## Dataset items
•••
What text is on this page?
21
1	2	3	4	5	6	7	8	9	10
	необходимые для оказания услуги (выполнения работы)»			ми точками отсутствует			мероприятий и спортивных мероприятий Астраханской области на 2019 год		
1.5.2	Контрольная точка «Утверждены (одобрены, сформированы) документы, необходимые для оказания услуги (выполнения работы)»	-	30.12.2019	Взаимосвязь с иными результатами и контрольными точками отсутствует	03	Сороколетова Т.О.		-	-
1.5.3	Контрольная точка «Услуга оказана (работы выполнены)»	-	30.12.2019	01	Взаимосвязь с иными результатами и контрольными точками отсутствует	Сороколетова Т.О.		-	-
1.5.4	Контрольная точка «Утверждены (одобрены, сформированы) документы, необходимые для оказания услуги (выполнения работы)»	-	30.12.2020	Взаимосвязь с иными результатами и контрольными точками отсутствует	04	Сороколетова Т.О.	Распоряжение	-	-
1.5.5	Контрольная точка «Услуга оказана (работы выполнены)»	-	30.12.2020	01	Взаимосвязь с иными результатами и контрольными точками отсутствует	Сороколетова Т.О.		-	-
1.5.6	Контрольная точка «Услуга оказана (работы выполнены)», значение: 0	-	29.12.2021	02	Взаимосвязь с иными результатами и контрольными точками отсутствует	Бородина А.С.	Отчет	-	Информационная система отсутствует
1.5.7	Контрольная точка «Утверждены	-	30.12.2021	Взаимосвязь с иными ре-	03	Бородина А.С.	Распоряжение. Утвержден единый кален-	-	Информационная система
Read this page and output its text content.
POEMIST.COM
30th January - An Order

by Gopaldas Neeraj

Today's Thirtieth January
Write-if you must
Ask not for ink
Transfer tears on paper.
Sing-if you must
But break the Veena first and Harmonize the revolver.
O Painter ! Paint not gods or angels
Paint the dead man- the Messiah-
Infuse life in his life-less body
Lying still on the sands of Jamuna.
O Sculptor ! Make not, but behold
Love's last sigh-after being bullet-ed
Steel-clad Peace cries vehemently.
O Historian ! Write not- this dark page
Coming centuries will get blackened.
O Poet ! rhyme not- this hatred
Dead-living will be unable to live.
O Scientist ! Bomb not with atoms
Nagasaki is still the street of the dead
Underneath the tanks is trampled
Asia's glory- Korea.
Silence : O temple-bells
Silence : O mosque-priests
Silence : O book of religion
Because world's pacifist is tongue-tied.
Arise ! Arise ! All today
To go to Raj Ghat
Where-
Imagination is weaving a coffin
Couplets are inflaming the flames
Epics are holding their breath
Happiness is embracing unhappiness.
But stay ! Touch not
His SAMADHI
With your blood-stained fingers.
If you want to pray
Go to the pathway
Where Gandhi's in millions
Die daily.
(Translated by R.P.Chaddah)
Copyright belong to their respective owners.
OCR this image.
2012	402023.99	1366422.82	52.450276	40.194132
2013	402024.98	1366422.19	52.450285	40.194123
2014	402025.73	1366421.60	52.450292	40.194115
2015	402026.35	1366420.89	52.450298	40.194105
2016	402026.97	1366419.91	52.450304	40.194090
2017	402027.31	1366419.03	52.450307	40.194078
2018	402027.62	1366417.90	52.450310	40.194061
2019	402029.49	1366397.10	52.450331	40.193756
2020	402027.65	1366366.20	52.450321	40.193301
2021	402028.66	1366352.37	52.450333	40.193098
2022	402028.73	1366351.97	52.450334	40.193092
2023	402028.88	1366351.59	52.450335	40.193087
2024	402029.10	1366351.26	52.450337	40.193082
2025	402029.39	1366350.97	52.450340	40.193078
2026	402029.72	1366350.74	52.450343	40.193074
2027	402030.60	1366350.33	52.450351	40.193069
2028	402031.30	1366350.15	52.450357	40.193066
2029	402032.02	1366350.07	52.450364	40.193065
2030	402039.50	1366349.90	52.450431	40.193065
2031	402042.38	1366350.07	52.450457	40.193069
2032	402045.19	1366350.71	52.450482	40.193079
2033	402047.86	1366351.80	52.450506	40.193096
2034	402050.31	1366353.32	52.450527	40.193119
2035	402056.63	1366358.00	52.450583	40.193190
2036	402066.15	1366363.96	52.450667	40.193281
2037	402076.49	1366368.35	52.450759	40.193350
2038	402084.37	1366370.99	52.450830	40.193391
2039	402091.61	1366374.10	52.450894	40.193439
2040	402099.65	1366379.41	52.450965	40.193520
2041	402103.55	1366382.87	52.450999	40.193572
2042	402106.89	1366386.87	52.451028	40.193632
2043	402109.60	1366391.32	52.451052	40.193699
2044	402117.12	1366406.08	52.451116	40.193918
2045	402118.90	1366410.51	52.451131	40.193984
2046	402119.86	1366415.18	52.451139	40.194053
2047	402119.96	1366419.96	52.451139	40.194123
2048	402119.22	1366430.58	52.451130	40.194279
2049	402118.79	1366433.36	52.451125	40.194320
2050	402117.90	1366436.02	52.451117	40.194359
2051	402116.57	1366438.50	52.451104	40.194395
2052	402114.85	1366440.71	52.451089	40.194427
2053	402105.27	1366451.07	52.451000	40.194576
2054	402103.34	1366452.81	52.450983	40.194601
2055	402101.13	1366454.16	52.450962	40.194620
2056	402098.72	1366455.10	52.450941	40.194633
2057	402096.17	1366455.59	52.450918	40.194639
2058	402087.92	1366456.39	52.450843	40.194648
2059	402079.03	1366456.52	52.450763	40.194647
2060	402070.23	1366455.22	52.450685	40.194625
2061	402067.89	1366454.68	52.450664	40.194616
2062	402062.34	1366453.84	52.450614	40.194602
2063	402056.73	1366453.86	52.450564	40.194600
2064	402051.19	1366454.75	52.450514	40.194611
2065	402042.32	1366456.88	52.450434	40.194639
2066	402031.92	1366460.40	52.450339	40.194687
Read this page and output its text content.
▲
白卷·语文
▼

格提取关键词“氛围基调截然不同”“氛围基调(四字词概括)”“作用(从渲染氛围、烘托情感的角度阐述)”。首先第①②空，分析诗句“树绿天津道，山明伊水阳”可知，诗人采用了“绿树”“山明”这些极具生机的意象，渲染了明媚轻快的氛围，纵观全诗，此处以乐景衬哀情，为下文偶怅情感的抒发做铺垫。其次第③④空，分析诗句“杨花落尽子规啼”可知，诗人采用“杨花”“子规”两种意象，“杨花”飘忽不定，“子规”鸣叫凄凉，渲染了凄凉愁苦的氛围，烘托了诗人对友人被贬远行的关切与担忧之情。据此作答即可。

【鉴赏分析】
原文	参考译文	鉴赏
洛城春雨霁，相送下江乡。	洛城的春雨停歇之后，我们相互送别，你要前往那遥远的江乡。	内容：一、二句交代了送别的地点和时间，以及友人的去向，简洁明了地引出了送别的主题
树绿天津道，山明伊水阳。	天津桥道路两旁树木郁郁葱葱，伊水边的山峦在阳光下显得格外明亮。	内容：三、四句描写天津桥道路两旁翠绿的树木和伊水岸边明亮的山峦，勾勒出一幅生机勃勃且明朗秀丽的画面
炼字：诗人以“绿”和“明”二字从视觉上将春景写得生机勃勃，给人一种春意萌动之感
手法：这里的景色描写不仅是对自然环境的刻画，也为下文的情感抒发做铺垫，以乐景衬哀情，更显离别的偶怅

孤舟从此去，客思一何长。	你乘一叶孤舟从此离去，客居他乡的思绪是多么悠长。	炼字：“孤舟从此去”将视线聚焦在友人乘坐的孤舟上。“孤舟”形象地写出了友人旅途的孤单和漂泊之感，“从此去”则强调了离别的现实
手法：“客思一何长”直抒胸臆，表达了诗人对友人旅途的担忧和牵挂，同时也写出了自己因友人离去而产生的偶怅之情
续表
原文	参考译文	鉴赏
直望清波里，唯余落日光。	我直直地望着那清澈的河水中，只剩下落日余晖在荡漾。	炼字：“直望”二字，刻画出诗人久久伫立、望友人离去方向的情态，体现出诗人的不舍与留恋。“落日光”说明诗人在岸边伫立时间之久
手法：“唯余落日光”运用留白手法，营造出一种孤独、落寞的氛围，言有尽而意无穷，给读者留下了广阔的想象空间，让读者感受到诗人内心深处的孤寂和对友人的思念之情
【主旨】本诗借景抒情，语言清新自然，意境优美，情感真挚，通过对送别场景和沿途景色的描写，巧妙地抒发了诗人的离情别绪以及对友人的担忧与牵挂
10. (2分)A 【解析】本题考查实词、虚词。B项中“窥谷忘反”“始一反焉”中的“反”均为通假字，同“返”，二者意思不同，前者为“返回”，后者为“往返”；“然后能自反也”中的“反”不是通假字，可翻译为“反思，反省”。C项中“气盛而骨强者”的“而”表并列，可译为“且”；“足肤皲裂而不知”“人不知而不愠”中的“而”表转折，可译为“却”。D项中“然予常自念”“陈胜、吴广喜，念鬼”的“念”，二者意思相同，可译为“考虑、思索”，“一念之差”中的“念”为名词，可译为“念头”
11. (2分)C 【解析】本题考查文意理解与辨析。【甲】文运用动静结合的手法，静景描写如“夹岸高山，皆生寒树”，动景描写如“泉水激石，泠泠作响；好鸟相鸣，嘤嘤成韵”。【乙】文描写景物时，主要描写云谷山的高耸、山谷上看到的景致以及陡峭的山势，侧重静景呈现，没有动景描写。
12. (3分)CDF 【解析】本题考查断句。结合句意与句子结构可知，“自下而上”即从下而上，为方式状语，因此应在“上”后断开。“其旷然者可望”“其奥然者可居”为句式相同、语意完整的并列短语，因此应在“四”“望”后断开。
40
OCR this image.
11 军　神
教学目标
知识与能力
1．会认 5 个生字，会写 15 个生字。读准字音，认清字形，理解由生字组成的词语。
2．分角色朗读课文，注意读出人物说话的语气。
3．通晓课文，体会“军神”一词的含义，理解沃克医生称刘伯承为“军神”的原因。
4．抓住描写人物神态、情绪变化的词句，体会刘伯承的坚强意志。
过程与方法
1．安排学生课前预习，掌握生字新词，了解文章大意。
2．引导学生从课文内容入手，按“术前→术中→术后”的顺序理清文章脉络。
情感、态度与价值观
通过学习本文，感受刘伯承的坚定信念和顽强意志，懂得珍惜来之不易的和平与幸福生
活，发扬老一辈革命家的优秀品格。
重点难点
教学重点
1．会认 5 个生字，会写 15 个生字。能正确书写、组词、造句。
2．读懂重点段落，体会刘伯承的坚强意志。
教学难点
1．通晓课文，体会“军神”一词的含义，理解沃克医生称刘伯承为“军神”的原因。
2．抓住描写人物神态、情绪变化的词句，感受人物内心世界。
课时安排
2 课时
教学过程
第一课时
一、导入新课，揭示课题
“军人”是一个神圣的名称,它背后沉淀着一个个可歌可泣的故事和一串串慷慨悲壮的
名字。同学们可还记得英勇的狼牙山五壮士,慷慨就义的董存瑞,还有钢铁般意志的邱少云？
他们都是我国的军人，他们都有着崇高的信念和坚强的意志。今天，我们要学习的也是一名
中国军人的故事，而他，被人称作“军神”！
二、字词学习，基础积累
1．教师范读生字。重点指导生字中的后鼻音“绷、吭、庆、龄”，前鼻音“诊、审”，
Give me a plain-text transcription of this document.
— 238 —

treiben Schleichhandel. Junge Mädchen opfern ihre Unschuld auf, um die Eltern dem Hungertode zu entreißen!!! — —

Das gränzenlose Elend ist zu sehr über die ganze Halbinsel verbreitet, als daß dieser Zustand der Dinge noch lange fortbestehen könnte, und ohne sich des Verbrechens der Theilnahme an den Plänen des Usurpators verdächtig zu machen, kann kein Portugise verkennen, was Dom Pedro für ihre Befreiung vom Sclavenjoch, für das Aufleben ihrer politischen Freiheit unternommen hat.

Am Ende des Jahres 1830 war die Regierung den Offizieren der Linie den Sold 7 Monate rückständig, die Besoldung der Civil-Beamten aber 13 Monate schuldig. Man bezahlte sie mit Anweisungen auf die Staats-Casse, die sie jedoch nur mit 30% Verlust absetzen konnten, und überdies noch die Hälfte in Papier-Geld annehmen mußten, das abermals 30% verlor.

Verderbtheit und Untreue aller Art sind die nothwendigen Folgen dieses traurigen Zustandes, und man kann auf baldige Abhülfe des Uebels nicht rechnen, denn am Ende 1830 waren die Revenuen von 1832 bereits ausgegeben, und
•••
## GIVEN INSTRUCTION
Locate and copy each line in the data above that includes the word "will".

## TASK OUTPUT
Coming centuries will get blackened.
Dead-living will be unable to live.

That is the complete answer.